Task brief:
Reproduce the lines below with every occurrence of "chart-subtitle" replaced by "panel-label" and everything else left unchanged. Omit the pictures from your answer.

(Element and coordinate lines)
——————————
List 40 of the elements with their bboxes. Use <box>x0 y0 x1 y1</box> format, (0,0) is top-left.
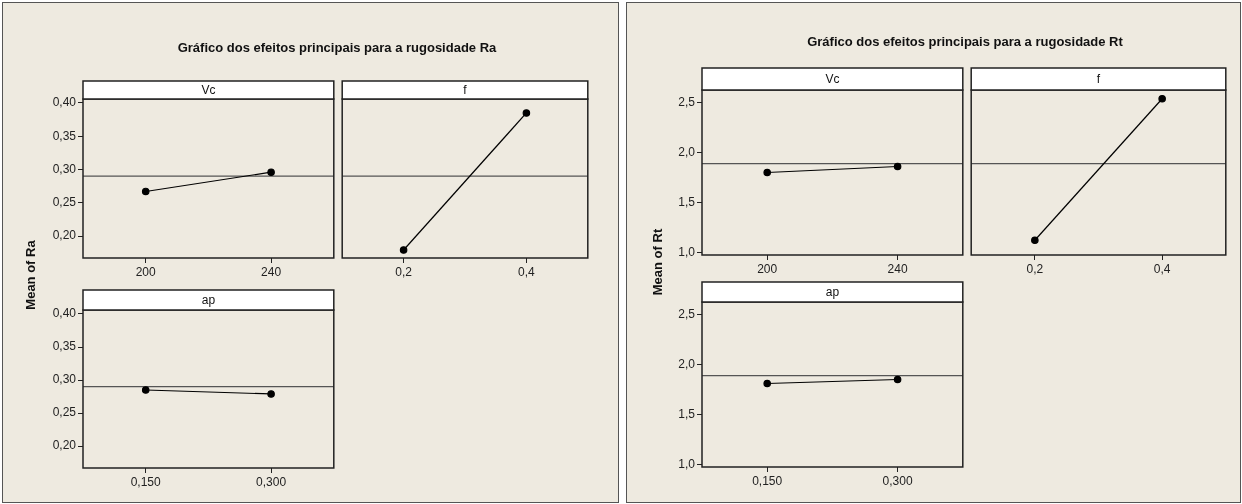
y-tick-label: 2,0 <box>678 144 696 159</box>
y-tick-label: 2,5 <box>678 95 696 110</box>
x-tick-label: 0,150 <box>752 473 783 488</box>
y-axis-title: Mean of Ra <box>22 240 38 310</box>
chart-subtitle: f <box>463 83 468 98</box>
x-tick-label: 240 <box>887 261 908 276</box>
y-tick-label: 2,5 <box>678 307 696 322</box>
y-tick-label: 0,30 <box>52 372 77 387</box>
y-tick-label: 1,0 <box>678 244 696 259</box>
x-tick-label: 200 <box>757 261 778 276</box>
y-tick-label: 0,40 <box>52 306 77 321</box>
y-tick-label: 0,25 <box>52 405 77 420</box>
chart-subtitle: Vc <box>201 83 216 98</box>
y-tick-label: 0,35 <box>52 128 77 143</box>
y-tick-label: 1,0 <box>678 456 696 471</box>
y-tick-label: 0,40 <box>52 95 77 110</box>
x-tick-label: 0,300 <box>882 473 913 488</box>
x-tick-label: 0,300 <box>256 474 287 489</box>
x-tick-label: 0,2 <box>395 264 413 279</box>
chart-subtitle: Vc <box>825 72 840 87</box>
y-tick-label: 0,20 <box>52 228 77 243</box>
y-tick-label: 0,25 <box>52 195 77 210</box>
y-tick-label: 0,30 <box>52 161 77 176</box>
y-axis-title: Mean of Rt <box>649 228 665 296</box>
x-tick-label: 0,4 <box>1153 261 1171 276</box>
chart-title: Gráfico dos efeitos principais para a rugosidade Rt <box>807 34 1123 49</box>
chart-title: Gráfico dos efeitos principais para a rugosidade Ra <box>177 40 497 55</box>
x-tick-label: 200 <box>135 264 157 279</box>
x-tick-label: 0,4 <box>518 264 536 279</box>
y-tick-label: 0,35 <box>52 339 77 354</box>
x-tick-label: 0,150 <box>130 474 162 489</box>
chart-subtitle: ap <box>201 293 216 308</box>
y-tick-label: 2,0 <box>678 356 696 371</box>
x-tick-label: 240 <box>261 264 282 279</box>
x-tick-label: 0,2 <box>1026 261 1044 276</box>
chart-subtitle: ap <box>825 285 840 300</box>
y-tick-label: 1,5 <box>678 406 696 421</box>
y-tick-label: 1,5 <box>678 194 696 209</box>
chart-subtitle: f <box>1096 72 1101 87</box>
y-tick-label: 0,20 <box>52 438 77 453</box>
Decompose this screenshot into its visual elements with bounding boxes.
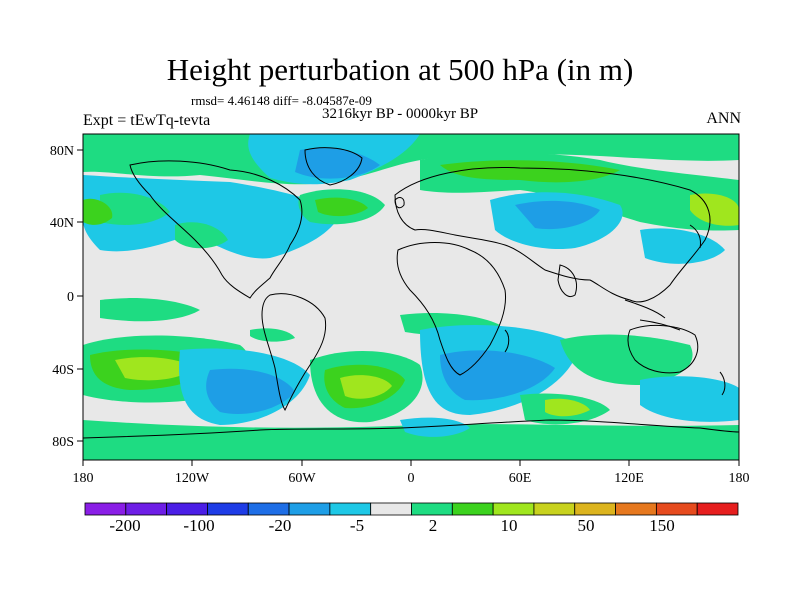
latitude-ticks — [77, 149, 83, 442]
colorbar-label-n100: -100 — [183, 516, 214, 535]
colorbar-label-2: 2 — [429, 516, 438, 535]
colorbar-swatch — [207, 502, 249, 516]
colorbar-swatch — [125, 502, 168, 516]
antarctic-band — [83, 420, 739, 460]
lon-label-60w: 60W — [288, 471, 316, 486]
lon-label-180w: 180 — [73, 471, 94, 486]
colorbar-label-n5: -5 — [350, 516, 364, 535]
lon-label-120e: 120E — [614, 471, 644, 486]
new-zealand-outline — [719, 371, 726, 396]
antarctic-low — [400, 417, 470, 437]
greenland-outline — [304, 147, 363, 186]
north-america-trough — [83, 175, 340, 259]
latitude-labels: 80N 40N 0 40S 80S — [50, 144, 74, 450]
japan-outline — [689, 224, 701, 249]
south-atlantic-ridge-peak — [340, 375, 392, 399]
lat-label-40n: 40N — [50, 216, 74, 231]
south-america-outline — [261, 293, 327, 412]
south-pacific-trough-core — [206, 368, 295, 414]
stats-line: rmsd= 4.46148 diff= -8.04587e-09 — [191, 93, 372, 108]
eurasia-outline — [394, 167, 711, 303]
colorbar-swatch — [696, 502, 739, 516]
colorbar-swatch — [84, 502, 127, 516]
lon-label-0: 0 — [408, 471, 415, 486]
experiment-label: Expt = tEwTq-tevta — [83, 112, 211, 129]
north-america-outline — [129, 160, 303, 299]
south-indian-trough-core — [440, 350, 555, 401]
plot-title: Height perturbation at 500 hPa (in m) — [166, 52, 634, 87]
colorbar-label-10: 10 — [501, 516, 518, 535]
colorbar-swatch — [655, 502, 698, 516]
colorbar-swatch — [533, 502, 576, 516]
arctic-band — [83, 134, 739, 185]
siberia-ridge-core — [440, 160, 620, 183]
dateline-high — [83, 198, 113, 225]
longitude-labels: 180 120W 60W 0 60E 120E 180 — [73, 471, 750, 486]
season-label: ANN — [706, 110, 741, 127]
colorbar-label-n200: -200 — [109, 516, 140, 535]
lat-label-80s: 80S — [52, 435, 74, 450]
colorbar-swatch — [451, 502, 494, 516]
colorbar-swatch — [492, 502, 535, 516]
colorbar-swatch — [574, 502, 616, 516]
colorbar-label-150: 150 — [649, 516, 675, 535]
lat-label-40s: 40S — [52, 363, 74, 378]
north-pacific-trough — [640, 228, 725, 264]
colorbar-swatch — [411, 502, 453, 516]
south-pacific-ridge-peak — [115, 357, 195, 381]
colorbar — [84, 502, 739, 516]
antarctica-outline — [83, 419, 739, 439]
colorbar-swatch — [370, 502, 412, 516]
perturbation-field — [83, 134, 739, 460]
coastlines — [83, 147, 739, 439]
tropical-high — [100, 298, 200, 322]
colorbar-swatch — [329, 502, 372, 516]
central-asia-trough-core — [515, 200, 600, 230]
colorbar-label-50: 50 — [578, 516, 595, 535]
colorbar-labels: -200 -100 -20 -5 2 10 50 150 — [109, 516, 674, 535]
atlantic-ridge-core — [315, 197, 368, 217]
colorbar-swatch — [247, 502, 290, 516]
india-outline — [557, 264, 577, 297]
lon-label-60e: 60E — [509, 471, 532, 486]
longitude-ticks — [82, 460, 740, 466]
madagascar-outline — [504, 329, 510, 353]
pacific-high-small — [175, 222, 228, 249]
colorbar-label-n20: -20 — [269, 516, 292, 535]
colorbar-swatch — [166, 502, 208, 516]
colorbar-swatch — [615, 502, 657, 516]
colorbar-swatch — [288, 502, 331, 516]
period-label: 3216kyr BP - 0000kyr BP — [322, 106, 479, 122]
uk-outline — [394, 197, 405, 209]
southwest-pacific-trough — [640, 376, 739, 422]
indonesia-outline — [624, 299, 681, 331]
indian-southern-high-core — [545, 398, 590, 417]
lon-label-180e: 180 — [729, 471, 750, 486]
lat-label-80n: 80N — [50, 144, 74, 159]
pacific-nw-high — [690, 193, 739, 226]
lat-label-0: 0 — [67, 290, 74, 305]
lon-label-120w: 120W — [175, 471, 210, 486]
australia-outline — [627, 325, 699, 374]
north-pacific-high — [100, 192, 170, 225]
south-america-high — [250, 328, 295, 342]
africa-outline — [396, 242, 507, 376]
——————————
Solved problem:
List 40 of the elements with their bboxes. Use <box>x0 y0 x1 y1</box> format, (0,0) is top-left.
y-tick-label: 2,0 <box>678 144 696 159</box>
y-tick-label: 2,5 <box>678 95 696 110</box>
x-tick-label: 0,150 <box>752 473 783 488</box>
y-axis-title: Mean of Ra <box>22 240 38 310</box>
panel-label: f <box>463 83 468 98</box>
x-tick-label: 240 <box>887 261 908 276</box>
y-tick-label: 2,5 <box>678 307 696 322</box>
y-tick-label: 0,30 <box>52 372 77 387</box>
y-tick-label: 1,0 <box>678 244 696 259</box>
x-tick-label: 200 <box>757 261 778 276</box>
y-tick-label: 0,40 <box>52 306 77 321</box>
y-tick-label: 0,25 <box>52 405 77 420</box>
panel-label: Vc <box>201 83 216 98</box>
y-tick-label: 0,35 <box>52 128 77 143</box>
y-tick-label: 1,0 <box>678 456 696 471</box>
y-tick-label: 0,40 <box>52 95 77 110</box>
x-tick-label: 0,300 <box>882 473 913 488</box>
x-tick-label: 0,300 <box>256 474 287 489</box>
x-tick-label: 0,2 <box>395 264 413 279</box>
panel-label: Vc <box>825 72 840 87</box>
y-tick-label: 0,20 <box>52 228 77 243</box>
y-tick-label: 0,25 <box>52 195 77 210</box>
y-tick-label: 0,30 <box>52 161 77 176</box>
y-axis-title: Mean of Rt <box>649 228 665 296</box>
x-tick-label: 0,4 <box>1153 261 1171 276</box>
chart-title: Gráfico dos efeitos principais para a rugosidade Rt <box>807 34 1123 49</box>
chart-title: Gráfico dos efeitos principais para a rugosidade Ra <box>177 40 497 55</box>
x-tick-label: 200 <box>135 264 157 279</box>
x-tick-label: 0,4 <box>518 264 536 279</box>
y-tick-label: 0,35 <box>52 339 77 354</box>
x-tick-label: 0,150 <box>130 474 162 489</box>
panel-label: ap <box>201 293 216 308</box>
y-tick-label: 2,0 <box>678 356 696 371</box>
x-tick-label: 240 <box>261 264 282 279</box>
x-tick-label: 0,2 <box>1026 261 1044 276</box>
panel-label: ap <box>825 285 840 300</box>
y-tick-label: 1,5 <box>678 406 696 421</box>
y-tick-label: 1,5 <box>678 194 696 209</box>
panel-label: f <box>1096 72 1101 87</box>
y-tick-label: 0,20 <box>52 438 77 453</box>
Decompose this screenshot into its visual elements with bounding boxes.
latitude-ticks — [77, 149, 83, 442]
colorbar-label-n100: -100 — [183, 516, 214, 535]
colorbar-label-2: 2 — [429, 516, 438, 535]
colorbar-swatch — [207, 502, 249, 516]
colorbar-swatch — [125, 502, 168, 516]
antarctic-band — [83, 420, 739, 460]
lon-label-60w: 60W — [288, 471, 316, 486]
lon-label-180w: 180 — [73, 471, 94, 486]
colorbar-label-n5: -5 — [350, 516, 364, 535]
lon-label-120e: 120E — [614, 471, 644, 486]
new-zealand-outline — [719, 371, 726, 396]
antarctic-low — [400, 417, 470, 437]
greenland-outline — [304, 147, 363, 186]
north-america-trough — [83, 175, 340, 259]
latitude-labels: 80N 40N 0 40S 80S — [50, 144, 74, 450]
japan-outline — [689, 224, 701, 249]
south-atlantic-ridge-peak — [340, 375, 392, 399]
lat-label-40n: 40N — [50, 216, 74, 231]
south-america-outline — [261, 293, 327, 412]
south-pacific-trough-core — [206, 368, 295, 414]
stats-line: rmsd= 4.46148 diff= -8.04587e-09 — [191, 93, 372, 108]
eurasia-outline — [394, 167, 711, 303]
colorbar-swatch — [696, 502, 739, 516]
colorbar-swatch — [84, 502, 127, 516]
lon-label-0: 0 — [408, 471, 415, 486]
experiment-label: Expt = tEwTq-tevta — [83, 112, 211, 129]
north-america-outline — [129, 160, 303, 299]
south-indian-trough-core — [440, 350, 555, 401]
plot-title: Height perturbation at 500 hPa (in m) — [166, 52, 634, 87]
colorbar-label-10: 10 — [501, 516, 518, 535]
colorbar-swatch — [655, 502, 698, 516]
colorbar-swatch — [533, 502, 576, 516]
arctic-band — [83, 134, 739, 185]
siberia-ridge-core — [440, 160, 620, 183]
dateline-high — [83, 198, 113, 225]
longitude-labels: 180 120W 60W 0 60E 120E 180 — [73, 471, 750, 486]
season-label: ANN — [706, 110, 741, 127]
colorbar-label-n200: -200 — [109, 516, 140, 535]
lat-label-80s: 80S — [52, 435, 74, 450]
colorbar-swatch — [451, 502, 494, 516]
colorbar-swatch — [492, 502, 535, 516]
colorbar-swatch — [574, 502, 616, 516]
colorbar-label-150: 150 — [649, 516, 675, 535]
lat-label-40s: 40S — [52, 363, 74, 378]
north-pacific-trough — [640, 228, 725, 264]
colorbar-swatch — [411, 502, 453, 516]
south-pacific-ridge-peak — [115, 357, 195, 381]
colorbar — [84, 502, 739, 516]
antarctica-outline — [83, 419, 739, 439]
colorbar-swatch — [370, 502, 412, 516]
perturbation-field — [83, 134, 739, 460]
coastlines — [83, 147, 739, 439]
tropical-high — [100, 298, 200, 322]
colorbar-swatch — [329, 502, 372, 516]
central-asia-trough-core — [515, 200, 600, 230]
colorbar-label-50: 50 — [578, 516, 595, 535]
colorbar-labels: -200 -100 -20 -5 2 10 50 150 — [109, 516, 674, 535]
atlantic-ridge-core — [315, 197, 368, 217]
colorbar-swatch — [247, 502, 290, 516]
india-outline — [557, 264, 577, 297]
lon-label-60e: 60E — [509, 471, 532, 486]
longitude-ticks — [82, 460, 740, 466]
madagascar-outline — [504, 329, 510, 353]
pacific-high-small — [175, 222, 228, 249]
colorbar-label-n20: -20 — [269, 516, 292, 535]
colorbar-swatch — [166, 502, 208, 516]
colorbar-swatch — [615, 502, 657, 516]
colorbar-swatch — [288, 502, 331, 516]
period-label: 3216kyr BP - 0000kyr BP — [322, 106, 479, 122]
uk-outline — [394, 197, 405, 209]
southwest-pacific-trough — [640, 376, 739, 422]
indonesia-outline — [624, 299, 681, 331]
indian-southern-high-core — [545, 398, 590, 417]
lon-label-180e: 180 — [729, 471, 750, 486]
lat-label-80n: 80N — [50, 144, 74, 159]
pacific-nw-high — [690, 193, 739, 226]
lat-label-0: 0 — [67, 290, 74, 305]
lon-label-120w: 120W — [175, 471, 210, 486]
australia-outline — [627, 325, 699, 374]
north-pacific-high — [100, 192, 170, 225]
south-america-high — [250, 328, 295, 342]
africa-outline — [396, 242, 507, 376]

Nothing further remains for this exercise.